Consignes de l'exercice:
1) D'après l'extrait, à quelle date et chez quel éditeur L'Invisible Madame Orwell a-t-il paru ?
2) Dites si chacune des affirmations suivantes s'accorde avec l'extrait, en citant les mots qui tranchent : (a) la rentrée littéraire 2024 compte 459 ouvrages ; (b) L'Invisible Madame Orwell est un roman ; (c) Julia de Sandra Newman reprend 1984 du point de vue du personnage féminin.
3) Reprenez l'extrait consacré à L'Invisible Madame Orwell et écrivez la suite à partir de sa dernière phrase.

Des lettres à la fiction, Anna Funder s’est plongée dans la vie d’Eileen O’Shaughnessy (Crédits photo : Designed by Freepik, http://www.freepik.com/)

L’Invisible Madame Orwell : un succès critique peu récompensé

Se faire une place au sein de la masse des livres de la rentrée littéraire n’est pas chose aisée, surtout quand les romans dominent l’événement. Parmi les 459 ouvrages de cette rentrée littéraire 2024, un livre hybride entre essai et fiction a tout de même connu une certaine reconnaissance de la part des médias et de la critique. Paru en septembre 2024 aux éditions Héloïse d’Ormesson, L’Invisible Madame Orwell d’Anna Funder s’attache à redonner une voix à Eileen O’Shaughnessy, l’épouse de George Orwell, longtemps restée dans l’ombre du célèbre écrivain. L’ouvrage propose une réflexion sur l’invisibilisation des femmes dans l’histoire littéraire, un sujet qui résonne avec d’autres publications de cette année, notamment Julia de Sandra Newman, réécriture de 1984 du point de vue du personnage féminin.

Données de l'exercice:
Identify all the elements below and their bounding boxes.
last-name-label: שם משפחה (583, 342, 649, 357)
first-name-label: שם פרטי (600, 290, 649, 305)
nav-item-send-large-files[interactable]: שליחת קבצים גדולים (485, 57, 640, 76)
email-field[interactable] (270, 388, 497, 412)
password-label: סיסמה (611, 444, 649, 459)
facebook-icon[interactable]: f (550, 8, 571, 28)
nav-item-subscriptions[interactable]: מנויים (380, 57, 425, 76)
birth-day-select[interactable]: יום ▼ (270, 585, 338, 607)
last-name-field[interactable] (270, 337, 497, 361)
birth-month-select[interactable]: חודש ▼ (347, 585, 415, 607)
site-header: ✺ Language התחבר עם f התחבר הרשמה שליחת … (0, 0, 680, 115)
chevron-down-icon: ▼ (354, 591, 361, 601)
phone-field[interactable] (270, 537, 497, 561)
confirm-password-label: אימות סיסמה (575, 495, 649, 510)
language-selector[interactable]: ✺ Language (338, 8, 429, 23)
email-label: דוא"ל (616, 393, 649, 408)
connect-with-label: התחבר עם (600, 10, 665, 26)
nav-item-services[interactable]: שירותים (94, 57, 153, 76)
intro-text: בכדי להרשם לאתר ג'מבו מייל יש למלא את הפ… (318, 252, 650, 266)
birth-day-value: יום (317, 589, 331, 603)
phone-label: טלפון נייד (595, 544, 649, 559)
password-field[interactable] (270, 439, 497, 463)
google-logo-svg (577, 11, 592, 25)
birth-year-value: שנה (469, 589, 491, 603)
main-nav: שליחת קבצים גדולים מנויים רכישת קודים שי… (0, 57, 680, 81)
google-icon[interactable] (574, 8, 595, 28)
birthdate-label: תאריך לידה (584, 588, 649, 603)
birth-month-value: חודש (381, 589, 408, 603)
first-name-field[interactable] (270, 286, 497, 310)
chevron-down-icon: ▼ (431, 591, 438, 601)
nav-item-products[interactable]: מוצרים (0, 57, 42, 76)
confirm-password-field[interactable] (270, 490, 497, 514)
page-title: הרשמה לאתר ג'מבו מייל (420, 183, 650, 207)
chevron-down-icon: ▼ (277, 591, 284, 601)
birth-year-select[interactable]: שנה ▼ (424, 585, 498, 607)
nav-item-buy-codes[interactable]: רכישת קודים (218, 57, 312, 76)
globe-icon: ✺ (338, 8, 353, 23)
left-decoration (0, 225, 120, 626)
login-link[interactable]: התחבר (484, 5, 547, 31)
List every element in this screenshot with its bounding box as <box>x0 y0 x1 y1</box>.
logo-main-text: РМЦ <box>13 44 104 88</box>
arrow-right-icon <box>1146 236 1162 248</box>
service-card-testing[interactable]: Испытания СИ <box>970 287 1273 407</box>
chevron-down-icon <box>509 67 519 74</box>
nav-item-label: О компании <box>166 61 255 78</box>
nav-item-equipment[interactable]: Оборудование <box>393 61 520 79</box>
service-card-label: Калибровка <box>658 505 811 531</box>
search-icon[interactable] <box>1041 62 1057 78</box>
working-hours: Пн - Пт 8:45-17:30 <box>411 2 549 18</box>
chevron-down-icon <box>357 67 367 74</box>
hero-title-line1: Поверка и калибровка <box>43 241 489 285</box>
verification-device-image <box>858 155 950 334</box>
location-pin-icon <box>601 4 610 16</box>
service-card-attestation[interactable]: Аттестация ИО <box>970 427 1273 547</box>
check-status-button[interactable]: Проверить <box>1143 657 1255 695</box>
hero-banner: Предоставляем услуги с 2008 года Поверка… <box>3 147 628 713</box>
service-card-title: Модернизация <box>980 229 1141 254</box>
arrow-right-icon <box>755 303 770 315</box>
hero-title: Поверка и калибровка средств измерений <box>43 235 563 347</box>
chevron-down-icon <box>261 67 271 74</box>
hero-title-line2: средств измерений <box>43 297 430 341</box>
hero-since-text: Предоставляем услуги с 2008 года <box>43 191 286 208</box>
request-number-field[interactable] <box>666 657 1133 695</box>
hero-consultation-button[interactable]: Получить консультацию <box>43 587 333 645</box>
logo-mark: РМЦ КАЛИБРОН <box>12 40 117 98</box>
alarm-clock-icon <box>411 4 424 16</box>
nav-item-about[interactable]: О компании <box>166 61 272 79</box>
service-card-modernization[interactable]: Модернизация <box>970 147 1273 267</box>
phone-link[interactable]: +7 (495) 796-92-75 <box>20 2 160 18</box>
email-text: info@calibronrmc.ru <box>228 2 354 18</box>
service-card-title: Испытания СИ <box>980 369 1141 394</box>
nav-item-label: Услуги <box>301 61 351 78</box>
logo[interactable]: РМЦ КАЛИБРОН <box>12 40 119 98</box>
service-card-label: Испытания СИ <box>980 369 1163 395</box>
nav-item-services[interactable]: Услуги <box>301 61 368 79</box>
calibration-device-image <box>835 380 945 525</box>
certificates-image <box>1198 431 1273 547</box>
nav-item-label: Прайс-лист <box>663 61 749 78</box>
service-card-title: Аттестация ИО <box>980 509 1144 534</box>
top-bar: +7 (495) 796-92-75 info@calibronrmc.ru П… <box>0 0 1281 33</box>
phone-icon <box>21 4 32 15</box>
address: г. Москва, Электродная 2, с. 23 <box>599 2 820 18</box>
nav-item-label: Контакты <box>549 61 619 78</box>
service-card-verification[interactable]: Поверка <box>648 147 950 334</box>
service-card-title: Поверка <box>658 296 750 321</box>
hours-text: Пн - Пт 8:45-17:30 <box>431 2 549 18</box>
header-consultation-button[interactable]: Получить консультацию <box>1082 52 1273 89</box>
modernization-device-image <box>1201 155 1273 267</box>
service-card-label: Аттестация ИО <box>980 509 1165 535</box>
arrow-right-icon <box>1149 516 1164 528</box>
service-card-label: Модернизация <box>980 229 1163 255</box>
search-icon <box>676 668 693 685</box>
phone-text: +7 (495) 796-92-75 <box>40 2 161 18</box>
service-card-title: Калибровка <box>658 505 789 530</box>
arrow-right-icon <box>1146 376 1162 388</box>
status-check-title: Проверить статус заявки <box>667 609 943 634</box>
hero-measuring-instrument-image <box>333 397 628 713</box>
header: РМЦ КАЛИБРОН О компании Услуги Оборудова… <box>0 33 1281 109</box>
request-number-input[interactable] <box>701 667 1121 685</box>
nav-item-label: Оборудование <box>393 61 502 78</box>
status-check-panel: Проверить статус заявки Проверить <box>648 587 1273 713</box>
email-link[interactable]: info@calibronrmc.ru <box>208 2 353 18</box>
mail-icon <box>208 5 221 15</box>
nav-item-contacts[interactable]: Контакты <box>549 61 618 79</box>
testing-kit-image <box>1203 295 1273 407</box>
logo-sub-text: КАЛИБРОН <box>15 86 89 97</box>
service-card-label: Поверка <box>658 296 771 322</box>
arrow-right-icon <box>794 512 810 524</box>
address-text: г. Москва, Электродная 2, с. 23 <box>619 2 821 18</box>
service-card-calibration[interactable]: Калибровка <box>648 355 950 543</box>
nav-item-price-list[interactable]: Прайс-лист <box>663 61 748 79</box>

Liste des réponses:
1) En septembre 2024, aux éditions Héloïse d'Ormesson.

2)
(a) Oui : « Parmi les 459 ouvrages de cette rentrée littéraire 2024 ».
(b) Non : « un livre hybride entre essai et fiction ».
(c) Oui : « réécriture de 1984 du point de vue du personnage féminin ».

3)
Un premier accueil dans la presse anglophone

Avant sa parution en France, Wifedom, la version originale de l’ouvrage, avait déjà suscité des réactions partagées dans la presse internationale. Le New York Times Book Review a salué la « performance virtuose » d’Anna Funder et sa manière de croiser autobiographie et fiction, tandis que le Washington Post a exprimé des réserves sur cette approche hybride. En Angleterre, le Guardian a publié deux critiques : l’une élogieuse sur la réhabilitation d’Eileen O’Shaughnessy, l’autre plus sceptique sur la structure du livre. En Australie, ArtsHub l’a qualifié de « chef-d’œuvre de non-fiction », alors que le Daily Mail a relayé des critiques assez virulentes de la part du fils adoptif d’Orwell, estimant que Funder exagérait l’effacement d’Eileen.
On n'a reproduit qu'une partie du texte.